■ To be done: Output the material below unchanged, apart from leaving out the pictures.

(Records from a collection)
—————

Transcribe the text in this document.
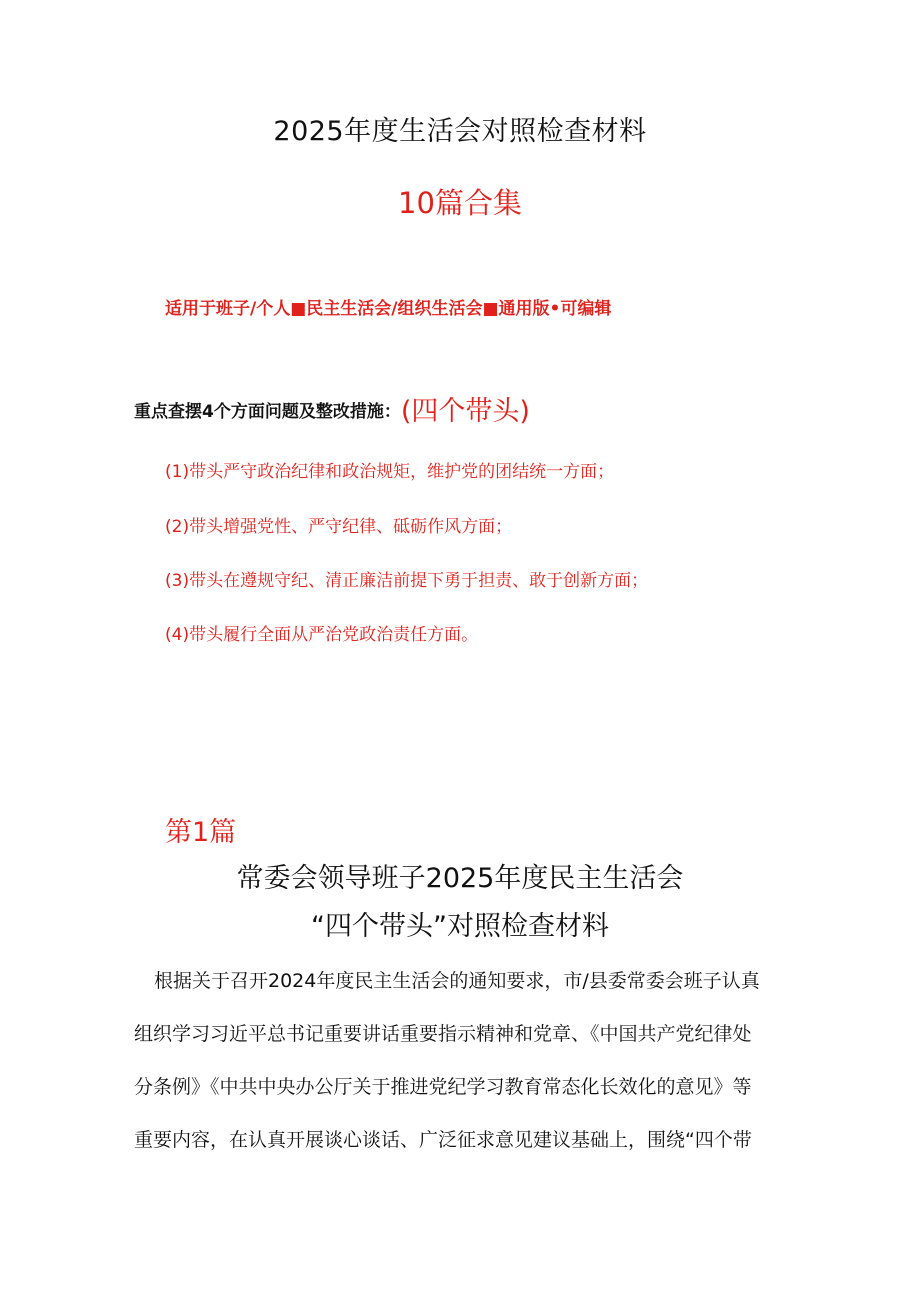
2025年度生活会对照检查材料
10篇合集
适用于班子/个人■民主生活会/组织生活会■通用版•可编辑
重点查摆4个方面问题及整改措施：(四个带头)
(1)带头严守政治纪律和政治规矩，维护党的团结统一方面；
(2)带头增强党性、严守纪律、砥砺作风方面；
(3)带头在遵规守纪、清正廉洁前提下勇于担责、敢于创新方面；
(4)带头履行全面从严治党政治责任方面。
第1篇
常委会领导班子2025年度民主生活会
“四个带头”对照检查材料
根据关于召开2024年度民主生活会的通知要求，市/县委常委会班子认真
组织学习习近平总书记重要讲话重要指示精神和党章、《中国共产党纪律处
分条例》《中共中央办公厅关于推进党纪学习教育常态化长效化的意见》等
重要内容，在认真开展谈心谈话、广泛征求意见建议基础上，围绕“四个带
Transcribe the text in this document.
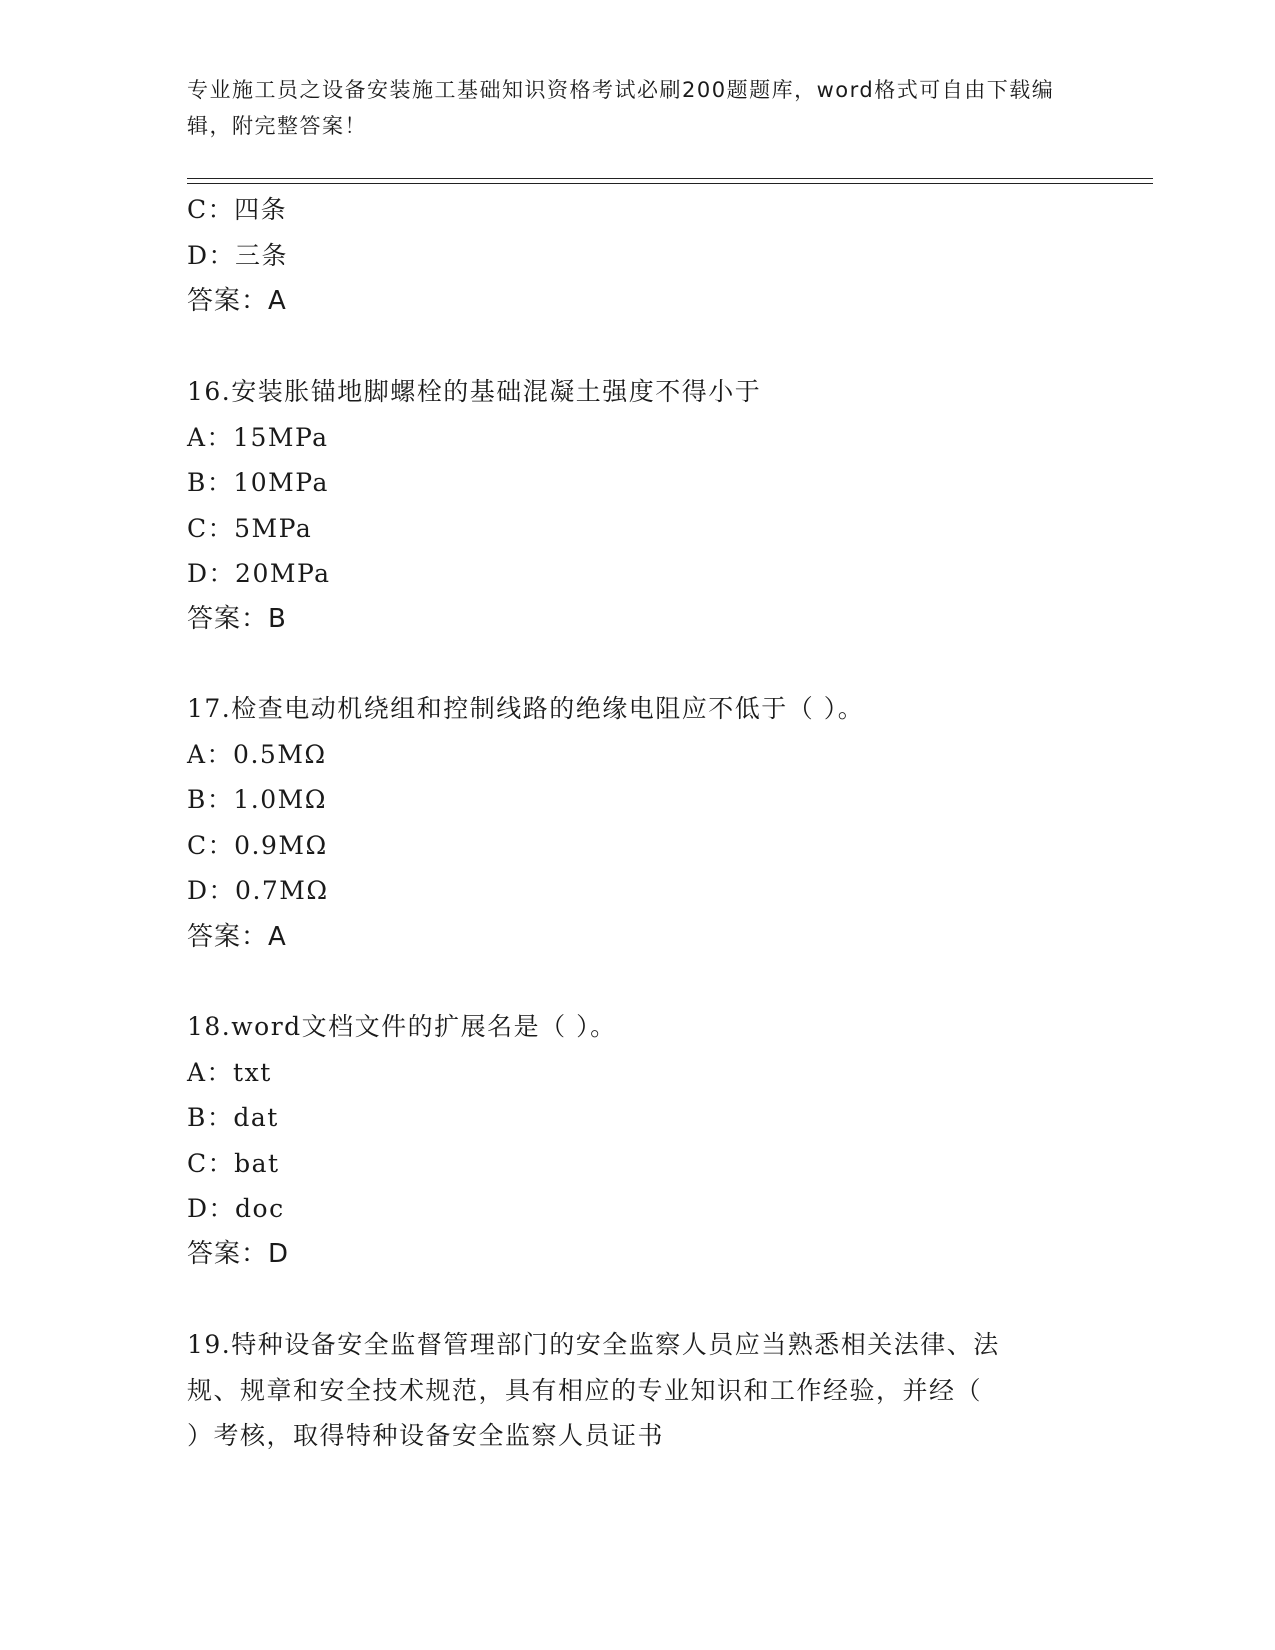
专业施工员之设备安装施工基础知识资格考试必刷200题题库，word格式可自由下载编辑，附完整答案！
C：四条
D：三条
答案：A
16.安装胀锚地脚螺栓的基础混凝土强度不得小于
A：15MPa
B：10MPa
C：5MPa
D：20MPa
答案：B
17.检查电动机绕组和控制线路的绝缘电阻应不低于（ ）。
A：0.5MΩ
B：1.0MΩ
C：0.9MΩ
D：0.7MΩ
答案：A
18.word文档文件的扩展名是（ ）。
A：txt
B：dat
C：bat
D：doc
答案：D
19.特种设备安全监督管理部门的安全监察人员应当熟悉相关法律、法
规、规章和安全技术规范，具有相应的专业知识和工作经验，并经（
）考核，取得特种设备安全监察人员证书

—————

■ Exercise answer:
Transcribe the text in this document.
2025年度生活会对照检查材料
10篇合集
适用于班子/个人■民主生活会/组织生活会■通用版•可编辑
重点查摆4个方面问题及整改措施：(四个带头)
(1)带头严守政治纪律和政治规矩，维护党的团结统一方面；
(2)带头增强党性、严守纪律、砥砺作风方面；
(3)带头在遵规守纪、清正廉洁前提下勇于担责、敢于创新方面；
(4)带头履行全面从严治党政治责任方面。
第1篇
常委会领导班子2025年度民主生活会
“四个带头”对照检查材料
根据关于召开2024年度民主生活会的通知要求，市/县委常委会班子认真
组织学习习近平总书记重要讲话重要指示精神和党章、《中国共产党纪律处
分条例》《中共中央办公厅关于推进党纪学习教育常态化长效化的意见》等
重要内容，在认真开展谈心谈话、广泛征求意见建议基础上，围绕“四个带
Transcribe the text in this document.
专业施工员之设备安装施工基础知识资格考试必刷200题题库，word格式可自由下载编辑，附完整答案！
C：四条
D：三条
答案：A
16.安装胀锚地脚螺栓的基础混凝土强度不得小于
A：15MPa
B：10MPa
C：5MPa
D：20MPa
答案：B
17.检查电动机绕组和控制线路的绝缘电阻应不低于（ ）。
A：0.5MΩ
B：1.0MΩ
C：0.9MΩ
D：0.7MΩ
答案：A
18.word文档文件的扩展名是（ ）。
A：txt
B：dat
C：bat
D：doc
答案：D
19.特种设备安全监督管理部门的安全监察人员应当熟悉相关法律、法
规、规章和安全技术规范，具有相应的专业知识和工作经验，并经（
）考核，取得特种设备安全监察人员证书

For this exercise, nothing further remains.